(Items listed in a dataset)
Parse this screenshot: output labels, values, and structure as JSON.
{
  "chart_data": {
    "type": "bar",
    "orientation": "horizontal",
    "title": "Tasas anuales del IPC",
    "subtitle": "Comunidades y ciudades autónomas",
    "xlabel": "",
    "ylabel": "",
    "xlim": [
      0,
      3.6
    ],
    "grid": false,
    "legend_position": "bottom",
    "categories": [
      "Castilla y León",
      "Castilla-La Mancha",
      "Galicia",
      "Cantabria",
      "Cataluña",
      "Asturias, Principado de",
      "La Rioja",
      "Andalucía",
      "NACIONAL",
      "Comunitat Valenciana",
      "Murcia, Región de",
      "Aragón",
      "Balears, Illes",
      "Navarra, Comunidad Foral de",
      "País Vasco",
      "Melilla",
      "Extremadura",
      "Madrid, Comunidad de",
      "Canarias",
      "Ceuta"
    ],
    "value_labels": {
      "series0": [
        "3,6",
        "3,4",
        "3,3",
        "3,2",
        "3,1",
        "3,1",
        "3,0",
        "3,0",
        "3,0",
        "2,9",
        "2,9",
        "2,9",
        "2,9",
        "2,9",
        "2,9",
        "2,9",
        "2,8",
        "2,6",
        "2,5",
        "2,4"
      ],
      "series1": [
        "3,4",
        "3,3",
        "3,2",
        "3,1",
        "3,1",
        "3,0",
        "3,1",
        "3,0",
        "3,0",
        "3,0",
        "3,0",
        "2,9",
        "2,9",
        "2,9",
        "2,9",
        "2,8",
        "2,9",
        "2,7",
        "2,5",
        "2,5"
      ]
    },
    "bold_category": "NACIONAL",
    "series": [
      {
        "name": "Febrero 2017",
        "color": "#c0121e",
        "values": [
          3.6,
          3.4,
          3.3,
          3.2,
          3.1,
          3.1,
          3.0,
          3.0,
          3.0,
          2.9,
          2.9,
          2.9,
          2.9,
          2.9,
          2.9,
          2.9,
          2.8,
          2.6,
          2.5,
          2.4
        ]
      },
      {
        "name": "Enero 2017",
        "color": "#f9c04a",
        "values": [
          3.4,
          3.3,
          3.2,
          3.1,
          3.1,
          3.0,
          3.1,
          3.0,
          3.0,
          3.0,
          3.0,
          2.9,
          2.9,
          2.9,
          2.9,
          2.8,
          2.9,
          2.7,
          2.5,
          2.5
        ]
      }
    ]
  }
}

- **Exercise aim**: Write out the complete set of records exactly as given.

- **Solution to this problem**:
Parse this screenshot: output labels, values, and structure as JSON.
{
  "chart_data": {
    "type": "bar",
    "orientation": "horizontal",
    "title": "Tasas anuales del IPC",
    "subtitle": "Comunidades y ciudades autónomas",
    "xlabel": "",
    "ylabel": "",
    "xlim": [
      0,
      3.6
    ],
    "grid": false,
    "legend_position": "bottom",
    "categories": [
      "Castilla y León",
      "Castilla-La Mancha",
      "Galicia",
      "Cantabria",
      "Cataluña",
      "Asturias, Principado de",
      "La Rioja",
      "Andalucía",
      "NACIONAL",
      "Comunitat Valenciana",
      "Murcia, Región de",
      "Aragón",
      "Balears, Illes",
      "Navarra, Comunidad Foral de",
      "País Vasco",
      "Melilla",
      "Extremadura",
      "Madrid, Comunidad de",
      "Canarias",
      "Ceuta"
    ],
    "value_labels": {
      "series0": [
        "3,6",
        "3,4",
        "3,3",
        "3,2",
        "3,1",
        "3,1",
        "3,0",
        "3,0",
        "3,0",
        "2,9",
        "2,9",
        "2,9",
        "2,9",
        "2,9",
        "2,9",
        "2,9",
        "2,8",
        "2,6",
        "2,5",
        "2,4"
      ],
      "series1": [
        "3,4",
        "3,3",
        "3,2",
        "3,1",
        "3,1",
        "3,0",
        "3,1",
        "3,0",
        "3,0",
        "3,0",
        "3,0",
        "2,9",
        "2,9",
        "2,9",
        "2,9",
        "2,8",
        "2,9",
        "2,7",
        "2,5",
        "2,5"
      ]
    },
    "bold_category": "NACIONAL",
    "series": [
      {
        "name": "Febrero 2017",
        "color": "#c0121e",
        "values": [
          3.6,
          3.4,
          3.3,
          3.2,
          3.1,
          3.1,
          3.0,
          3.0,
          3.0,
          2.9,
          2.9,
          2.9,
          2.9,
          2.9,
          2.9,
          2.9,
          2.8,
          2.6,
          2.5,
          2.4
        ]
      },
      {
        "name": "Enero 2017",
        "color": "#f9c04a",
        "values": [
          3.4,
          3.3,
          3.2,
          3.1,
          3.1,
          3.0,
          3.1,
          3.0,
          3.0,
          3.0,
          3.0,
          2.9,
          2.9,
          2.9,
          2.9,
          2.8,
          2.9,
          2.7,
          2.5,
          2.5
        ]
      }
    ]
  }
}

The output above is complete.